* Start DATA FOR THIS TASK *

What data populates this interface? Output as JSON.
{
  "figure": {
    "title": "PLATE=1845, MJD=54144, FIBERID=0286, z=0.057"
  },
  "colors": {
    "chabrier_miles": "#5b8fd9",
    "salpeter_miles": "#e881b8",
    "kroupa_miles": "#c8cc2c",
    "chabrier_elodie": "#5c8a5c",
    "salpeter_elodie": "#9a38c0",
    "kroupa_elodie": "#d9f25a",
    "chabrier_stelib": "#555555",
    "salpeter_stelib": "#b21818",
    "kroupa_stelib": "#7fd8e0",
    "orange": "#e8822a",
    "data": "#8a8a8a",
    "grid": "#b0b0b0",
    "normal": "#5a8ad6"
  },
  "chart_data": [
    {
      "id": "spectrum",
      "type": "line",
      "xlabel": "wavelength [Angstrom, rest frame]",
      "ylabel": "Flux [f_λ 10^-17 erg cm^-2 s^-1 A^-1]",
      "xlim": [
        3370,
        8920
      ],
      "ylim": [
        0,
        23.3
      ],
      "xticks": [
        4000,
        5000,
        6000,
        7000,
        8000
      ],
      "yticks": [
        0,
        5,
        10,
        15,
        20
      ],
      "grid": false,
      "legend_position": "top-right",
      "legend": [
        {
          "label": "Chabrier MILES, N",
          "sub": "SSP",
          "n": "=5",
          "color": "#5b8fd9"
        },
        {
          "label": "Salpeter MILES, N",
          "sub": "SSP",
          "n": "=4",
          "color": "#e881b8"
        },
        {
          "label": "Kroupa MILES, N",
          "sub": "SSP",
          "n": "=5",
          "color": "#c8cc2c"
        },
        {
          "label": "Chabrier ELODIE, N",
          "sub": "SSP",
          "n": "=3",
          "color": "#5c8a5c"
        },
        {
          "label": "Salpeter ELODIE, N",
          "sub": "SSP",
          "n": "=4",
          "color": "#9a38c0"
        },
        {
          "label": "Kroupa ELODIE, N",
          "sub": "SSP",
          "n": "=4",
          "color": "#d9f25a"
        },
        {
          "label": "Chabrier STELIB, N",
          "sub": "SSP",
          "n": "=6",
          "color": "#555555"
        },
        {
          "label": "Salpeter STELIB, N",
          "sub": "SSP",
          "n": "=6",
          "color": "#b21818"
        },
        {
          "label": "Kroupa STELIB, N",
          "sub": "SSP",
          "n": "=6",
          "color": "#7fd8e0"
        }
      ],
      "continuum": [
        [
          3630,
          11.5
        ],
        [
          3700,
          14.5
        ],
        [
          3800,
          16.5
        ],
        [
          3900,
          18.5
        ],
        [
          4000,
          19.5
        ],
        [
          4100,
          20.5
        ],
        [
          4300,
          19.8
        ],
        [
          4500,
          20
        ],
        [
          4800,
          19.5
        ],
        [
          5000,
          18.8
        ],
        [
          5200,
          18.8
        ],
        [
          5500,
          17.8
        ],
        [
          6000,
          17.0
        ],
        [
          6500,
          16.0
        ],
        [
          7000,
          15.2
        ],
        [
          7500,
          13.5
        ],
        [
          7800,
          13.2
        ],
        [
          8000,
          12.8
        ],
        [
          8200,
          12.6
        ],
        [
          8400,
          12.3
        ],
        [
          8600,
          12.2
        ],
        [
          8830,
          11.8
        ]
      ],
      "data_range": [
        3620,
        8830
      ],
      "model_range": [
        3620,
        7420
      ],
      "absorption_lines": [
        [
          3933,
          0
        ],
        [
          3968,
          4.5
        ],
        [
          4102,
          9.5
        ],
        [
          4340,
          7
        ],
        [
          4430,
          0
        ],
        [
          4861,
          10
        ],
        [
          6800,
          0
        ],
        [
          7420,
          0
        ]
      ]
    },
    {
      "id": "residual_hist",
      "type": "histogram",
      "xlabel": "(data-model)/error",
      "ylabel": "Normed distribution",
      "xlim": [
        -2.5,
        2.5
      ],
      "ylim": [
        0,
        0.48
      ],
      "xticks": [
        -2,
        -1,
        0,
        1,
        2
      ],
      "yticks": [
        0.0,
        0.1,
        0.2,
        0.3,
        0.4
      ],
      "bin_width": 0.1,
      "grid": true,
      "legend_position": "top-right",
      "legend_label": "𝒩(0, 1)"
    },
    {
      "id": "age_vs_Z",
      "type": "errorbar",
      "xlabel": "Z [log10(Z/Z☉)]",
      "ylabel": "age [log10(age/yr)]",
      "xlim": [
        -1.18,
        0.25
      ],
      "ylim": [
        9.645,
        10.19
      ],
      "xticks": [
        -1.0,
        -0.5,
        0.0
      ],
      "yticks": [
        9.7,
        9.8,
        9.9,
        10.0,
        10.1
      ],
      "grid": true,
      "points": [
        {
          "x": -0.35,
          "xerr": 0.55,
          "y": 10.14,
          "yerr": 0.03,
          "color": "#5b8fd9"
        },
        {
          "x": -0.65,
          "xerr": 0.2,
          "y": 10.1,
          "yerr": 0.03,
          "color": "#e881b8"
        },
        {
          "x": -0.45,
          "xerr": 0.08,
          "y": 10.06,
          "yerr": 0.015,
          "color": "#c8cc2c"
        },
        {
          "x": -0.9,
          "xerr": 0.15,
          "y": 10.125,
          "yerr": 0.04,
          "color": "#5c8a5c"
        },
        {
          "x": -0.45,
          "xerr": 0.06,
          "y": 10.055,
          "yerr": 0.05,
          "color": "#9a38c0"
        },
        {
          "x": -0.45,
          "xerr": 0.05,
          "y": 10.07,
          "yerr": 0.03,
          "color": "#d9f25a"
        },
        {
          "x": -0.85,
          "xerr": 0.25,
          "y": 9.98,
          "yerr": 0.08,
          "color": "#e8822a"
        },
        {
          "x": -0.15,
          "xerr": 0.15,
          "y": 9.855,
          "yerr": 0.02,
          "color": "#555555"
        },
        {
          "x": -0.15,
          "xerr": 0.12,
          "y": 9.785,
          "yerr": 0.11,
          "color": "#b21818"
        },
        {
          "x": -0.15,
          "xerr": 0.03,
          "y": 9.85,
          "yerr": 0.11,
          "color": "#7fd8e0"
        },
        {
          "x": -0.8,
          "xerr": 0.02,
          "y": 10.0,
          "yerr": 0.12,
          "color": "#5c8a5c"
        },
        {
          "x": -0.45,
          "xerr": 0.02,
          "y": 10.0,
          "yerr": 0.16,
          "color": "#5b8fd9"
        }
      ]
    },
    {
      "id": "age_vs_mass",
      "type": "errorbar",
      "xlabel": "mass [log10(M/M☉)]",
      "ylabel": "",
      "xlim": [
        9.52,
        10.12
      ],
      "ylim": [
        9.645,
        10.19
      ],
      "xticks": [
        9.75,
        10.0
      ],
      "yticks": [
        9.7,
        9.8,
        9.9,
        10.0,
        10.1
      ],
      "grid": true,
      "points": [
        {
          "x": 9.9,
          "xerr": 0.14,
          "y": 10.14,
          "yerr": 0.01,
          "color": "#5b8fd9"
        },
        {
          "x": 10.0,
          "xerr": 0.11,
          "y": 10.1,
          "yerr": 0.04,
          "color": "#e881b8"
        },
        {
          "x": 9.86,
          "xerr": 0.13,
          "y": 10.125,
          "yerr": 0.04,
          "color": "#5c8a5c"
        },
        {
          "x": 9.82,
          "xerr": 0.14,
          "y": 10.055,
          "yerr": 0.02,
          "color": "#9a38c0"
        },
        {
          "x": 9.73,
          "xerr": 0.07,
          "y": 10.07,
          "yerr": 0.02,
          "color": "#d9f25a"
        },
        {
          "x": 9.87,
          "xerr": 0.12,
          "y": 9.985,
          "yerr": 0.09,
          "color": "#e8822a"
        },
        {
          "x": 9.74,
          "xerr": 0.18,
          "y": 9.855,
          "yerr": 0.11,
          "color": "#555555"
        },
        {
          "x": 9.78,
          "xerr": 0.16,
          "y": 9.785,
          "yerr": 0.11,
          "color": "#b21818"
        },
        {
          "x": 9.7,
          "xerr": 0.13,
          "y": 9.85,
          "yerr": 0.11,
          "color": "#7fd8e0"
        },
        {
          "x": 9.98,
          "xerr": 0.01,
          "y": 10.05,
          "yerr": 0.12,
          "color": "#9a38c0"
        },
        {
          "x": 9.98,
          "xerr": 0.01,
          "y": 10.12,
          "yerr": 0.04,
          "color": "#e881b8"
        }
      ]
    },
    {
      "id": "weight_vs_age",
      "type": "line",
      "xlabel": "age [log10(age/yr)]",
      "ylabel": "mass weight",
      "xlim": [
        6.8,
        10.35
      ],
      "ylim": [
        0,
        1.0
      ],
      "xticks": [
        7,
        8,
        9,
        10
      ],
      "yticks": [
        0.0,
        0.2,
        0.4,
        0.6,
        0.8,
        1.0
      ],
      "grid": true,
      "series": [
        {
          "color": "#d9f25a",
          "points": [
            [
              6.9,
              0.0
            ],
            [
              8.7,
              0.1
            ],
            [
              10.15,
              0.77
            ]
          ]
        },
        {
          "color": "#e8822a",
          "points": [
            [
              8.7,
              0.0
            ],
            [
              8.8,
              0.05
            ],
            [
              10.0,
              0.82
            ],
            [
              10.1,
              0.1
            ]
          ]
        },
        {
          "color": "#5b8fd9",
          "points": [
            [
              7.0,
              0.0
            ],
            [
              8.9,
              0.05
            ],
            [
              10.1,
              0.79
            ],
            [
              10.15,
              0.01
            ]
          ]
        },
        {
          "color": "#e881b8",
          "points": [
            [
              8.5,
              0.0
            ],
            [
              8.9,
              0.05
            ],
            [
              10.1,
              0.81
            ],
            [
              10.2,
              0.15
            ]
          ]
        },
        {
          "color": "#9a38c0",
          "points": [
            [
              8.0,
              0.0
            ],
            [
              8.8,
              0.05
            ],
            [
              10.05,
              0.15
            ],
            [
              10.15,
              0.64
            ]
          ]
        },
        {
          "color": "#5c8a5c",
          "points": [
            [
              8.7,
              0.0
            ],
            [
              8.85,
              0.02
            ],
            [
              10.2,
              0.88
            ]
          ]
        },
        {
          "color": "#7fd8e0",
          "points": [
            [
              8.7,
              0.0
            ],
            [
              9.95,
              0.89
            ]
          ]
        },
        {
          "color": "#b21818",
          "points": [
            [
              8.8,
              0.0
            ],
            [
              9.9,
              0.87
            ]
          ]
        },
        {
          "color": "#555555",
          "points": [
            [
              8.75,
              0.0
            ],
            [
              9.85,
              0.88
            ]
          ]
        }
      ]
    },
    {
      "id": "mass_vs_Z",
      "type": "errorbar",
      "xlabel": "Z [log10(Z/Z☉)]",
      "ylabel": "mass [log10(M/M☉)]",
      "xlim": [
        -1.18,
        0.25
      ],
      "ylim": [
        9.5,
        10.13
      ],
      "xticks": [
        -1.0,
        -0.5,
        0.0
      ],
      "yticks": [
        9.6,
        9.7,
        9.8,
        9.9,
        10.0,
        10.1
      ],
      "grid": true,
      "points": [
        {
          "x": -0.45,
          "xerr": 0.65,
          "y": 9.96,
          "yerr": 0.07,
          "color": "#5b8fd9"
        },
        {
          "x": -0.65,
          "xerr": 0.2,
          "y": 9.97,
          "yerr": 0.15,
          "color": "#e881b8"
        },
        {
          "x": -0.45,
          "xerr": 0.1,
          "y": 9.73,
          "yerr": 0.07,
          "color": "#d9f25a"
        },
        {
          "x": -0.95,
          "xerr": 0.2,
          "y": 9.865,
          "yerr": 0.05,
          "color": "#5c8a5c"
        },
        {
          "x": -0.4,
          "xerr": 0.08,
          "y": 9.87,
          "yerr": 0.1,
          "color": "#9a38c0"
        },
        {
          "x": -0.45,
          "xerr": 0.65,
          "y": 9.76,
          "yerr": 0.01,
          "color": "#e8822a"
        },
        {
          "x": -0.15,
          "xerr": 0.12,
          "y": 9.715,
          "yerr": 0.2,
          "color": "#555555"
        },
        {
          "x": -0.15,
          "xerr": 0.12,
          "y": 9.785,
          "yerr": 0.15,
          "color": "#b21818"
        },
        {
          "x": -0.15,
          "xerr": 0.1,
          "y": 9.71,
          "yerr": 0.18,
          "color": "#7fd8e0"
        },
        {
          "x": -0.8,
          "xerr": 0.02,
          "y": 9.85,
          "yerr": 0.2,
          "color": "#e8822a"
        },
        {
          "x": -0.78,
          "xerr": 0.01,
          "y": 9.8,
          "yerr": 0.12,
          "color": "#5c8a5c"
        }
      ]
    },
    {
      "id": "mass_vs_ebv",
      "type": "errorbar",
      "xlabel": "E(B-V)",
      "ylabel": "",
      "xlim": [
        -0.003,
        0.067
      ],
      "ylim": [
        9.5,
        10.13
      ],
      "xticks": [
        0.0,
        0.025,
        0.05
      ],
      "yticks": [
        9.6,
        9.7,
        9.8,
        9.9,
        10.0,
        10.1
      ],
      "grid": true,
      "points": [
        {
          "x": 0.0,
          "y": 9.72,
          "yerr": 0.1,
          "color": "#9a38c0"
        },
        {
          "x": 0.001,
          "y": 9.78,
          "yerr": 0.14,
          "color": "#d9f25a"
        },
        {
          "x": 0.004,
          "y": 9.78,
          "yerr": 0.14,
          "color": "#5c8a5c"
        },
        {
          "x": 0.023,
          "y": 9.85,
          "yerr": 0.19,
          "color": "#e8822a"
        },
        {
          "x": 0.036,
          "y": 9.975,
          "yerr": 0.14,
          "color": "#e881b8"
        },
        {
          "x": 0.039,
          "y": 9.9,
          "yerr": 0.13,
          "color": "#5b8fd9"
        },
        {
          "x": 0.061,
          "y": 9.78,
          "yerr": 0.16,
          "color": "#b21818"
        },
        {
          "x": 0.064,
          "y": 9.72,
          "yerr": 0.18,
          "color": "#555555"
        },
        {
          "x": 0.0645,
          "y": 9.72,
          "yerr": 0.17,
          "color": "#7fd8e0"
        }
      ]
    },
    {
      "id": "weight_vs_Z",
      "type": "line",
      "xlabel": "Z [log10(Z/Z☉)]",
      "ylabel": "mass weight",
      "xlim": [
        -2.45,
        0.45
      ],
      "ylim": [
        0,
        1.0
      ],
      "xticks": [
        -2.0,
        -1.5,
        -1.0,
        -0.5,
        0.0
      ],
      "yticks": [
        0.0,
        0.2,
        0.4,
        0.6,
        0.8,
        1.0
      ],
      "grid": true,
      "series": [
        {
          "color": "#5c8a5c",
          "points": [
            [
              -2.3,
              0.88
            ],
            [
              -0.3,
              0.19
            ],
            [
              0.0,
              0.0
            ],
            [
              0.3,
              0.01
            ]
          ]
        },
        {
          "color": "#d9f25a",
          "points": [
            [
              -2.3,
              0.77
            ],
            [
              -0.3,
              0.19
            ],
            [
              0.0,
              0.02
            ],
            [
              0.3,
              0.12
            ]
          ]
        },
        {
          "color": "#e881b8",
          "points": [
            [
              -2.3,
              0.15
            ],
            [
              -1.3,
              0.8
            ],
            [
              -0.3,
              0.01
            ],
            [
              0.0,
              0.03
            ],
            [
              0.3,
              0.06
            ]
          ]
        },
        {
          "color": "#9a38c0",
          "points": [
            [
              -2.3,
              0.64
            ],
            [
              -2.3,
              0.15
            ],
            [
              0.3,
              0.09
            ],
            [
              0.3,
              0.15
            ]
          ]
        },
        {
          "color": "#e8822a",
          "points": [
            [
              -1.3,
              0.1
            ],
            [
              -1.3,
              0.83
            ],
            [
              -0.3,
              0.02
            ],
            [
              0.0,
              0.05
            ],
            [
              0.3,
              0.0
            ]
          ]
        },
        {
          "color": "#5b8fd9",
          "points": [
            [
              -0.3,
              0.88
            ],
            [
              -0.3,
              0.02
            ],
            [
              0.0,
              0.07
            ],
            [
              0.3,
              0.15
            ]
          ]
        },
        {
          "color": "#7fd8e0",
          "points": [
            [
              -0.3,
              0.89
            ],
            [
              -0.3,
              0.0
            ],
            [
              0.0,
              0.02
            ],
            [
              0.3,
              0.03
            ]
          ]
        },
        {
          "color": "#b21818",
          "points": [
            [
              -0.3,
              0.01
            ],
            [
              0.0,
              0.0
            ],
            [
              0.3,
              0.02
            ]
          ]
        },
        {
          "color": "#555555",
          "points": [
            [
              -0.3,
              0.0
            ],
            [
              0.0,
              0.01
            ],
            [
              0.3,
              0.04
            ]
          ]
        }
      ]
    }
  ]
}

* End DATA FOR THIS TASK *

• **EXERCISE BRIEF**: Look through the data and gather every line with the string "xlabel" in it.

• **PROBLEM SOLUTION**:
      "xlabel": "wavelength [Angstrom, rest frame]",
      "xlabel": "(data-model)/error",
      "xlabel": "Z [log10(Z/Z☉)]",
      "xlabel": "mass [log10(M/M☉)]",
      "xlabel": "age [log10(age/yr)]",
      "xlabel": "Z [log10(Z/Z☉)]",
      "xlabel": "E(B-V)",
      "xlabel": "Z [log10(Z/Z☉)]",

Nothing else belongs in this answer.